== Materials provided ==

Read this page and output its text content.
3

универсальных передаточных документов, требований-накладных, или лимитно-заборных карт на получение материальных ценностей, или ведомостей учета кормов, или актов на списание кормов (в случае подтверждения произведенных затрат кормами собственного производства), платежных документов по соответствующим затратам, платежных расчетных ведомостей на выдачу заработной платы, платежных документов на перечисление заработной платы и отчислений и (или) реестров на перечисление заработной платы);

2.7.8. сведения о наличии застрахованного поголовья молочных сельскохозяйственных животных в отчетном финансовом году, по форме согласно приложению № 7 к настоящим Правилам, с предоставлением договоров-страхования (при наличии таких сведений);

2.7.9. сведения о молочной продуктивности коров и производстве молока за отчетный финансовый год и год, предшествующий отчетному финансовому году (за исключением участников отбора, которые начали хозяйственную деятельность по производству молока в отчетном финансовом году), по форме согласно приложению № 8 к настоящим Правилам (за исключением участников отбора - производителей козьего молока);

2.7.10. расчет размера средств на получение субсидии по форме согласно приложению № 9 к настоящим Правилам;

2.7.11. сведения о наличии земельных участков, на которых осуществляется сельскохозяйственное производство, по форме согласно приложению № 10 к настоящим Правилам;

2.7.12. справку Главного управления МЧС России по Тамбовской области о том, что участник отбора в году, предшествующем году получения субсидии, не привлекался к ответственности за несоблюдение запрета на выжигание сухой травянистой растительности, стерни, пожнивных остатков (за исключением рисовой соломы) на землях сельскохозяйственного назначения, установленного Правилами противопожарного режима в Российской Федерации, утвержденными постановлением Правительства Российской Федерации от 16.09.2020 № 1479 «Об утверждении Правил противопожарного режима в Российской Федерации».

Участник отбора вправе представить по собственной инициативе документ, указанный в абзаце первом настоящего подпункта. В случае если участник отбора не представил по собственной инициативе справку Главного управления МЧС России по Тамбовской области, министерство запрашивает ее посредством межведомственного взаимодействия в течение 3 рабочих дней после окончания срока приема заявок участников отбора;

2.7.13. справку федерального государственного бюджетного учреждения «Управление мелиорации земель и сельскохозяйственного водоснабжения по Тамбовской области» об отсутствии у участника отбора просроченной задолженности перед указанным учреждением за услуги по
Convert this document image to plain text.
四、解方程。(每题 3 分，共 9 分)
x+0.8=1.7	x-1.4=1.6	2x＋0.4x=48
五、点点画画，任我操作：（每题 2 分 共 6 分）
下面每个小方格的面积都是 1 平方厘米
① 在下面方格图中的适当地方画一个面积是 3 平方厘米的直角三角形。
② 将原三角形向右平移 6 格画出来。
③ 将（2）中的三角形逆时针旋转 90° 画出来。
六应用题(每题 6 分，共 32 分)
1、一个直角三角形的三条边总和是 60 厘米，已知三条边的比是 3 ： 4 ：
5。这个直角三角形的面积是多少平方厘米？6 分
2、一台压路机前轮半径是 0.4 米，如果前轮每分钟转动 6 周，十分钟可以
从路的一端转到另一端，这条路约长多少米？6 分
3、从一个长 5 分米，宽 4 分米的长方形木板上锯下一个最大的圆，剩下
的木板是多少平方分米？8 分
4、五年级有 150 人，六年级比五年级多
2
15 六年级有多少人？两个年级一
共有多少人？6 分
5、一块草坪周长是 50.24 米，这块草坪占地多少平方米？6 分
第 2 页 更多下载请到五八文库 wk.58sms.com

===

## The task
Show every line in the entries where the string "случае" occurs.

## Reply
универсальных передаточных документов, требований-накладных, или лимитно-заборных карт на получение материальных ценностей, или ведомостей учета кормов, или актов на списание кормов (в случае подтверждения произведенных затрат кормами собственного производства), платежных документов по соответствующим затратам, платежных расчетных ведомостей на выдачу заработной платы, платежных документов на перечисление заработной платы и отчислений и (или) реестров на перечисление заработной платы);
Участник отбора вправе представить по собственной инициативе документ, указанный в абзаце первом настоящего подпункта. В случае если участник отбора не представил по собственной инициативе справку Главного управления МЧС России по Тамбовской области, министерство запрашивает ее посредством межведомственного взаимодействия в течение 3 рабочих дней после окончания срока приема заявок участников отбора;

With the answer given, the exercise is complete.